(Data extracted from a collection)
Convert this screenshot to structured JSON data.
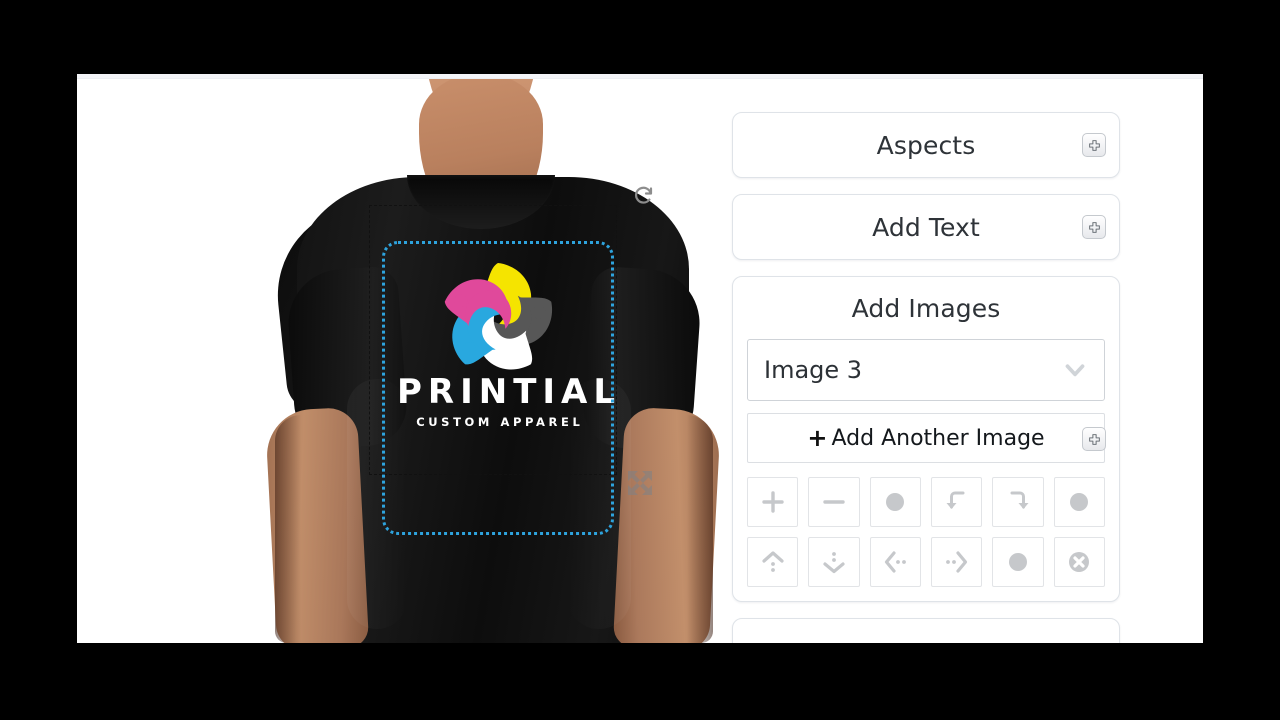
{
  "app": {
    "background_color": "#000000",
    "page_background": "#ffffff"
  },
  "preview": {
    "product": "black t-shirt on male model",
    "shirt_color": "#121212",
    "print_area_label": "print-area",
    "selection_color": "#2ea3dd",
    "handles": {
      "rotate": "rotate-icon",
      "resize": "resize-arrows-icon"
    },
    "artwork": {
      "wordmark": "PRINTIAL",
      "tagline": "CUSTOM APPAREL",
      "text_color": "#ffffff",
      "pinwheel_colors": {
        "yellow": "#f5e400",
        "magenta": "#e0499b",
        "gray": "#575757",
        "white": "#ffffff",
        "cyan": "#29a8df"
      }
    }
  },
  "tools": {
    "panels": [
      {
        "id": "aspects",
        "title": "Aspects",
        "head_icon": "add-panel-icon"
      },
      {
        "id": "add-text",
        "title": "Add Text",
        "head_icon": "add-panel-icon"
      },
      {
        "id": "add-images",
        "title": "Add Images",
        "head_icon": "add-panel-icon"
      }
    ],
    "images": {
      "select": {
        "value": "Image 3",
        "chevron_icon": "chevron-down-icon"
      },
      "add_another": {
        "plus": "+",
        "label": "Add Another Image"
      },
      "buttons": [
        {
          "name": "zoom-in-button",
          "icon": "plus-icon"
        },
        {
          "name": "zoom-out-button",
          "icon": "minus-icon"
        },
        {
          "name": "circle-button-1",
          "icon": "circle-icon"
        },
        {
          "name": "rotate-left-button",
          "icon": "rotate-left-icon"
        },
        {
          "name": "rotate-right-button",
          "icon": "rotate-right-icon"
        },
        {
          "name": "circle-button-2",
          "icon": "circle-icon"
        },
        {
          "name": "move-up-button",
          "icon": "arrow-up-icon"
        },
        {
          "name": "move-down-button",
          "icon": "arrow-down-icon"
        },
        {
          "name": "move-left-button",
          "icon": "arrow-left-icon"
        },
        {
          "name": "move-right-button",
          "icon": "arrow-right-icon"
        },
        {
          "name": "circle-button-3",
          "icon": "circle-icon"
        },
        {
          "name": "delete-button",
          "icon": "close-circle-icon"
        }
      ]
    }
  }
}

REQUIRED TASK:
Scan the material above for the string "rotate" and return the lines that hold it.

EXPECTED ANSWER:
      "rotate": "rotate-icon",
          "name": "rotate-left-button",
          "icon": "rotate-left-icon"
          "name": "rotate-right-button",
          "icon": "rotate-right-icon"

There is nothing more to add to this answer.